#### Page:
In hindsight, I didn’t even know my ex husband, though, after 19 years of not being married to him anymore, I know him quite well now.  The thing is, when you have children, you don’t get to just walk away.  Even if you are running (as he was) straight into a new family and new marriage.  You still have to deal with each other, not only in the big picture of how to raise your children.  The ex impacts on everything about your life going forward.

Even if they vanish completely, walk away and never come back; the proverbial cliche of “going out for cigarettes and never returning” changes the financial, emotional, mental and physical circumstances of the abandoned children and the left behind parent forever.  That didn’t happen to me.  My ex husband is a loving father, who, despite the many challenges of our young beginnings, tried his hardest to do the right thing by his children always.  The fact that we sometimes (often) disagreed (fought) about whether his vision of “right” was more or less appropriate than mine, not withstanding.  I will say clearly, and publicly, that we both negotiated, sacrificed, compromised and tried our hardest.


The problem is, that we had new partners, new children, new lives.  And we never really had a single day where we were on the same page when it came to raising our daughters.  And when you are raising children together apart, at the same time as raising children together with someone else, every decision has an impact on someones life.  My decisions impacted my exes step children’s worlds.  My exes existence confused and confounded my son (at three he was really confused as to what he should be calling his sisters dad!) and his new wife’s parenting ideals did not match at all with my new husbands.

It felt like this. Often.

It felt like this. Often.

For twenty years, give or take, we have traversed the rocky peaks and craggy depths of knowing way too much about the lives of people who you would really prefer not to know.  We know intimate details about each others lives.  We have fought about almost every possible permutation of how to be a parent and how to manage a situation.  We have loved our kids differently and raised them in a way that none of us would have chosen had we been free of each others thoughts and feelings.

#### Records excerpted from a collection:
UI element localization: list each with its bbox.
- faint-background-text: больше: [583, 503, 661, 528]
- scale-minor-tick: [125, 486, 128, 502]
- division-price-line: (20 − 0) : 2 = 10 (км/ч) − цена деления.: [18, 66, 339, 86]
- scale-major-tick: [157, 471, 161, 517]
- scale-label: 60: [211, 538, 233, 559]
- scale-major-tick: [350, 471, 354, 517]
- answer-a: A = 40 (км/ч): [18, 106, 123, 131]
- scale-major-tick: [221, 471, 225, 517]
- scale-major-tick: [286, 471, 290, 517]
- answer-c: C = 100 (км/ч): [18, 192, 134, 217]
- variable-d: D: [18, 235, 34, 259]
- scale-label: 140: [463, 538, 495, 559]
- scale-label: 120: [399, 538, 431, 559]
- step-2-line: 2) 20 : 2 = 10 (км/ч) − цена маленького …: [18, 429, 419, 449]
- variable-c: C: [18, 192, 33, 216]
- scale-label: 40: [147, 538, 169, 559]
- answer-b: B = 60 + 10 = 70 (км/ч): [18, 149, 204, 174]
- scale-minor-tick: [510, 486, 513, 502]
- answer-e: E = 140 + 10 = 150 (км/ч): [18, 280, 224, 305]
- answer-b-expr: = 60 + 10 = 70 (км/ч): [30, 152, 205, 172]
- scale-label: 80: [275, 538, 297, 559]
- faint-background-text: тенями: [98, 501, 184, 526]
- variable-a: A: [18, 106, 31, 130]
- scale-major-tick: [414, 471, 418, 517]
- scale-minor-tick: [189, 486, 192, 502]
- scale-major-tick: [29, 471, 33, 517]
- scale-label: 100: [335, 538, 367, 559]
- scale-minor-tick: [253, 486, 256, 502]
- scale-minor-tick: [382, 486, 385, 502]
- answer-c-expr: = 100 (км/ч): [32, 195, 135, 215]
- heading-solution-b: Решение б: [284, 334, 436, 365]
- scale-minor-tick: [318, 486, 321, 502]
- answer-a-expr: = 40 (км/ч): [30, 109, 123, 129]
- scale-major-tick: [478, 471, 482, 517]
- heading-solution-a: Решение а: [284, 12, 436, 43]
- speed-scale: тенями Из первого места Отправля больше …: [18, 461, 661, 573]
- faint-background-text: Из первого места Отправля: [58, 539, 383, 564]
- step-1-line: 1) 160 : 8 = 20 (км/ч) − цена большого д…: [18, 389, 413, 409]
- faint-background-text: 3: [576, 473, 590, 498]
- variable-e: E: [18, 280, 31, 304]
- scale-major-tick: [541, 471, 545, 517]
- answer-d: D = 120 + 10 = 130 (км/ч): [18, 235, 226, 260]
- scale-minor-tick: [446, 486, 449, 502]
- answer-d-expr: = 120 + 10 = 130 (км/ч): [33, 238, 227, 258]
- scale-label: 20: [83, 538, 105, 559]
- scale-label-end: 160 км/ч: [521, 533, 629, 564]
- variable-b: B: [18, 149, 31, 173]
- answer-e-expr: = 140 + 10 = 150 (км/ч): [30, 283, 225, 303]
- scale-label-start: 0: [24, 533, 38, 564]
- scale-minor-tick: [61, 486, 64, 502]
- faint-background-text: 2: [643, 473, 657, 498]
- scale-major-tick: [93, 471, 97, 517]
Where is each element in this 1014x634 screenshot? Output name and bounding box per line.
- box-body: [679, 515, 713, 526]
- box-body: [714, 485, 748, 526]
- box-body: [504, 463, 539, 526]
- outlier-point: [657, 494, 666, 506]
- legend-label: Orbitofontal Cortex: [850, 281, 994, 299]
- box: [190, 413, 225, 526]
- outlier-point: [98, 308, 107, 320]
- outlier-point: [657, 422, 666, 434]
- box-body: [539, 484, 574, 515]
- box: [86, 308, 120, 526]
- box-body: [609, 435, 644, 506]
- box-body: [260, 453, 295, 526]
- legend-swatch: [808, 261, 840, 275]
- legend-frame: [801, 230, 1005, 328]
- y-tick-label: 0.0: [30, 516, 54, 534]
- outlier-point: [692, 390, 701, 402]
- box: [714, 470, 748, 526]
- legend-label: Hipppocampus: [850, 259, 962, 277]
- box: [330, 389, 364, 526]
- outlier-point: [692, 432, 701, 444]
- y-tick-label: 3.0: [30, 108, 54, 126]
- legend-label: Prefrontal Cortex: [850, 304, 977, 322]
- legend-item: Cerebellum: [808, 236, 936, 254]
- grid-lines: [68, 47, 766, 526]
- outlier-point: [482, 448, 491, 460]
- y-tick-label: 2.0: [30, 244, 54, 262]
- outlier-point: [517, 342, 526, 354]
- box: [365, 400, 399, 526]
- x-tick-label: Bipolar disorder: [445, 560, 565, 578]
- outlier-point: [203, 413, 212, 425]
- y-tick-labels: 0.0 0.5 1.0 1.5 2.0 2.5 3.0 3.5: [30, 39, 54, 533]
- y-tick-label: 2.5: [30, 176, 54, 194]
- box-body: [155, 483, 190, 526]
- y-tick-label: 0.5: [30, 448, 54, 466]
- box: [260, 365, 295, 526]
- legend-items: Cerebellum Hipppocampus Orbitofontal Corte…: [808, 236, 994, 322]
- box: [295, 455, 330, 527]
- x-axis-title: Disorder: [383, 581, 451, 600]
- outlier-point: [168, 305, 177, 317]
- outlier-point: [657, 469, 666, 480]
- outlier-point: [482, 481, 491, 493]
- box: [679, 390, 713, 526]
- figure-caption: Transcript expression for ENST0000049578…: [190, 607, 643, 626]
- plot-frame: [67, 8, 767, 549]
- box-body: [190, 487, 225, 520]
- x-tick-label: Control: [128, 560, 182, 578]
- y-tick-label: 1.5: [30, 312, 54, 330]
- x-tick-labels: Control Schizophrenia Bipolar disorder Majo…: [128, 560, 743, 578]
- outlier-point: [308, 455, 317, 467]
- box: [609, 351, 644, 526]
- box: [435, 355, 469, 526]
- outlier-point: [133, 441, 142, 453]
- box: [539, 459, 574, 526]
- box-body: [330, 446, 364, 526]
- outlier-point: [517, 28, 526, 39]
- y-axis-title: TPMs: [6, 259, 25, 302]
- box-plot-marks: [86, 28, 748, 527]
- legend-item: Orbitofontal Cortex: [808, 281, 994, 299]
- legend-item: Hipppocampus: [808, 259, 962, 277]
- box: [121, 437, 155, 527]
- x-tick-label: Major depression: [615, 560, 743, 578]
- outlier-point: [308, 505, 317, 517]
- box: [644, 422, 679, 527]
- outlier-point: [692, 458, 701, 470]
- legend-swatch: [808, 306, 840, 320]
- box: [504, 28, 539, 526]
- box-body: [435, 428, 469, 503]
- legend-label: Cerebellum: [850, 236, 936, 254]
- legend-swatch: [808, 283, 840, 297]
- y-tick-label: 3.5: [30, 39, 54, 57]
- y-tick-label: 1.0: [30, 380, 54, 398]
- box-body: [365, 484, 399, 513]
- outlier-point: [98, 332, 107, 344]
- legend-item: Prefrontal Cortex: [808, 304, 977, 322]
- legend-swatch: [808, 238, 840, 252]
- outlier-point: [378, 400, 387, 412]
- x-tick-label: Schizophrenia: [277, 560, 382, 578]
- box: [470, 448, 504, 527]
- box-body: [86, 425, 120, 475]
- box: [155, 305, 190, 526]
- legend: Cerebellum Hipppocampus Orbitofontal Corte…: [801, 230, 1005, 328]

#### To-do list:
(a) Quote the passage on co-parenting with an ex-husband verbatim, from "In hindsight, I" up to and including "life going forward.".
(b) Put the lines of the records, from the start of the records up to and including the line with "- scale-major-tick: [157, 471, 161, 517]", into a JSON list of strings, one string per line, omitting any blank lines.

#### Solutions by task:
(a)
In hindsight, I didn’t even know my ex husband, though, after 19 years of not being married to him anymore, I know him quite well now.  The thing is, when you have children, you don’t get to just walk away.  Even if you are running (as he was) straight into a new family and new marriage.  You still have to deal with each other, not only in the big picture of how to raise your children.  The ex impacts on everything about your life going forward.

(b)
[
  "UI element localization: list each with its bbox.",
  "- faint-background-text: больше: [583, 503, 661, 528]",
  "- scale-minor-tick: [125, 486, 128, 502]",
  "- division-price-line: (20 − 0) : 2 = 10 (км/ч) − цена деления.: [18, 66, 339, 86]",
  "- scale-major-tick: [157, 471, 161, 517]"
]